What you should do » Please revise the stretch of entries from "dimension row 30/30/25/45" through "arrows row2 at", swapping "arrows" for "arrowheads" and leaving everything else as it is.

Data extracted from a collection:
===

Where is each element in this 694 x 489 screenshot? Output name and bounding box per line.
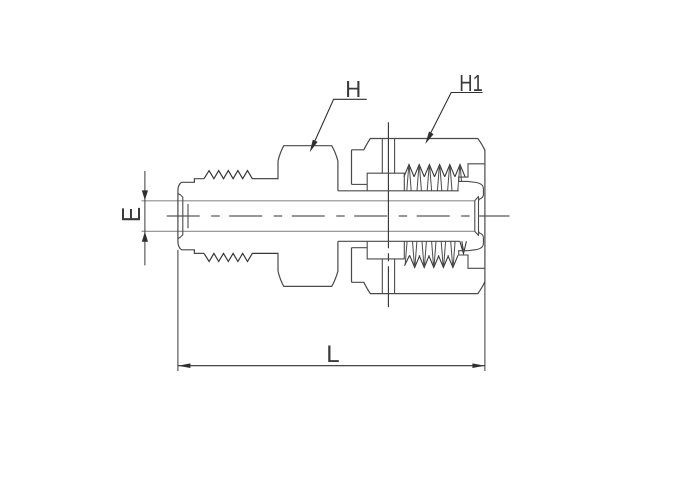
dimension L extension left: [177, 250, 179, 371]
dimension L line: [178, 365, 485, 367]
dimension E arrow lower: [142, 232, 148, 242]
nut wall lines lower: [382, 259, 394, 294]
nut left face upper: [351, 150, 353, 185]
male thread zigzag top: [204, 171, 278, 179]
opening lip bottom: [468, 231, 483, 250]
bore entry chamfer rings: [475, 197, 479, 236]
ferrule box lower: [367, 241, 404, 259]
dimension E arrow upper: [142, 190, 148, 200]
counterbore mask upper right: [459, 182, 484, 200]
bore line top: [142, 200, 475, 202]
male thread zigzag bottom: [204, 253, 278, 261]
dimension L arrow left: [178, 363, 191, 368]
engaged thread legs lower: [405, 241, 455, 265]
dimension L extension right: [484, 282, 486, 371]
flare cone outer edge with hooks: [178, 193, 183, 238]
nut wall lines upper: [382, 139, 394, 174]
dimension L arrow right: [472, 363, 485, 368]
opening lip top: [468, 181, 483, 200]
nut bore lip bottom: [352, 247, 368, 249]
engaged thread teeth lower: [405, 255, 459, 267]
leader arrow H: [310, 140, 318, 153]
hex outline top: [278, 146, 338, 191]
male end bead bottom edge: [182, 250, 205, 254]
engaged thread legs upper: [407, 166, 462, 190]
nut bore lip top: [352, 183, 368, 185]
nut internal step lower right: [459, 251, 485, 269]
dimension E line: [144, 171, 146, 265]
flare cone inner edge: [187, 204, 189, 228]
hex left face: [277, 161, 279, 271]
horizontal centerline: [167, 215, 510, 217]
partial thread tooth lower right: [460, 241, 467, 253]
nut internal step upper right: [459, 164, 485, 182]
bore entry chamfer diagonals: [475, 196, 479, 236]
male end bead top edge: [182, 179, 205, 183]
male end left face: [178, 182, 182, 250]
vertical centerline at ferrule plane: [387, 122, 389, 307]
leader line H: [312, 99, 367, 148]
hex outline bottom: [278, 241, 338, 286]
svg-text:E: E: [118, 207, 146, 222]
svg-text:H1: H1: [459, 70, 483, 96]
bore line bottom: [142, 230, 475, 232]
leader arrow H1: [425, 132, 433, 145]
body neck line bottom: [338, 240, 460, 242]
svg-text:H: H: [345, 76, 361, 102]
nut left face lower: [351, 248, 353, 283]
engaged thread teeth upper: [404, 165, 465, 177]
ferrule box upper: [367, 173, 404, 191]
body neck line top: [338, 190, 459, 192]
svg-text:L: L: [326, 341, 339, 368]
leader line H1: [427, 93, 482, 140]
nut outline: [352, 139, 485, 294]
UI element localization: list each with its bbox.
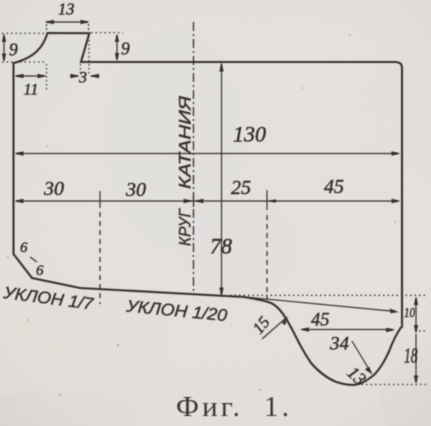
dimension row 30/30/25/45 line <box>16 190 398 210</box>
dimension 45 flange line <box>302 329 393 331</box>
leader 15 <box>262 318 286 339</box>
vertical dimension 78 line <box>221 64 223 295</box>
dimension 9 left line <box>3 35 5 61</box>
arrows 78 <box>219 63 223 72</box>
dotted ref line top-left at tab level <box>2 32 46 34</box>
dimension 18 line <box>415 334 417 382</box>
arrows 9 right <box>115 34 119 43</box>
leader 34/13 <box>352 341 370 371</box>
dimension 9 right line <box>116 36 118 60</box>
axis line (rolling circle) <box>193 22 195 292</box>
svg-text:6: 6 <box>20 240 28 256</box>
svg-text:45: 45 <box>324 176 344 198</box>
svg-text:Фиг. 1.: Фиг. 1. <box>176 391 292 423</box>
small arrow at x267 row2 <box>268 199 276 203</box>
svg-text:9: 9 <box>9 40 18 60</box>
svg-text:25: 25 <box>231 177 251 199</box>
speckles <box>7 34 396 396</box>
thin flange chord line <box>245 297 396 312</box>
arrows row2 at axis <box>184 199 193 203</box>
svg-text:30: 30 <box>43 178 64 200</box>
dimension 11 line <box>16 64 47 90</box>
dotted tread level line <box>230 294 428 296</box>
arrow leader 34/13 <box>365 367 373 375</box>
dotted ref line right of tab <box>91 32 123 34</box>
small tick right of 18 top <box>419 330 428 332</box>
svg-text:3: 3 <box>78 70 87 87</box>
dimension 130 line <box>16 153 398 155</box>
arrows row2 ends <box>15 199 24 203</box>
arrows 11 <box>15 74 24 78</box>
dotted ref line at y62 left <box>2 61 46 63</box>
svg-text:45: 45 <box>311 311 330 331</box>
arrows 45 flange <box>300 327 309 331</box>
arrow thin chord <box>390 309 399 314</box>
svg-text:КАТАНИЯ: КАТАНИЯ <box>177 95 195 189</box>
extension dashed x=267 <box>266 215 268 300</box>
svg-text:34: 34 <box>329 334 350 355</box>
dimension 10 line <box>415 298 417 332</box>
svg-text:18: 18 <box>404 344 418 368</box>
tick between 6s <box>30 257 37 262</box>
dimension 3 arrows <box>70 36 99 76</box>
arrows 10 <box>414 297 418 306</box>
svg-text:13: 13 <box>58 0 75 19</box>
svg-text:10: 10 <box>404 306 415 321</box>
svg-text:9: 9 <box>121 39 130 59</box>
arrows 130 <box>15 151 24 155</box>
svg-text:130: 130 <box>233 122 266 147</box>
profile outline <box>14 33 403 385</box>
svg-text:6: 6 <box>36 263 44 279</box>
svg-text:КРУГ: КРУГ <box>177 208 195 246</box>
arrows 9 left <box>2 34 6 43</box>
svg-text:78: 78 <box>210 234 232 259</box>
arrows 13 dim <box>45 20 54 24</box>
bottom dotted line <box>348 384 429 386</box>
svg-text:11: 11 <box>24 82 39 99</box>
extension dashed x=100 <box>99 212 101 304</box>
arrow 18 bottom <box>414 376 418 385</box>
arrows 3 (inward) <box>71 74 80 78</box>
arrow leader 15 <box>282 316 289 325</box>
svg-text:30: 30 <box>125 179 146 201</box>
dimension 13 line <box>46 22 89 31</box>
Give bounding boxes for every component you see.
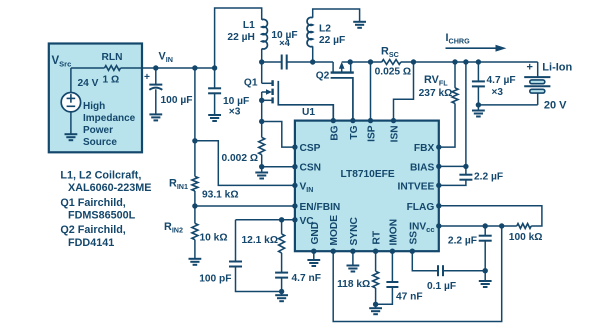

===

Output below »
dimension row 30/30/25/45 line <box>16 190 398 210</box>
dimension 45 flange line <box>302 329 393 331</box>
leader 15 <box>262 318 286 339</box>
vertical dimension 78 line <box>221 64 223 295</box>
dimension 9 left line <box>3 35 5 61</box>
arrowheads 78 <box>219 63 223 72</box>
dotted ref line top-left at tab level <box>2 32 46 34</box>
dimension 18 line <box>415 334 417 382</box>
arrowheads 9 right <box>115 34 119 43</box>
leader 34/13 <box>352 341 370 371</box>
dimension 9 right line <box>116 36 118 60</box>
axis line (rolling circle) <box>193 22 195 292</box>
svg-text:6: 6 <box>20 240 28 256</box>
svg-text:45: 45 <box>324 176 344 198</box>
svg-text:Фиг. 1.: Фиг. 1. <box>176 391 292 423</box>
small arrow at x267 row2 <box>268 199 276 203</box>
svg-text:9: 9 <box>9 40 18 60</box>
svg-text:25: 25 <box>231 177 251 199</box>
speckles <box>7 34 396 396</box>
thin flange chord line <box>245 297 396 312</box>
arrowheads row2 at axis <box>184 199 193 203</box>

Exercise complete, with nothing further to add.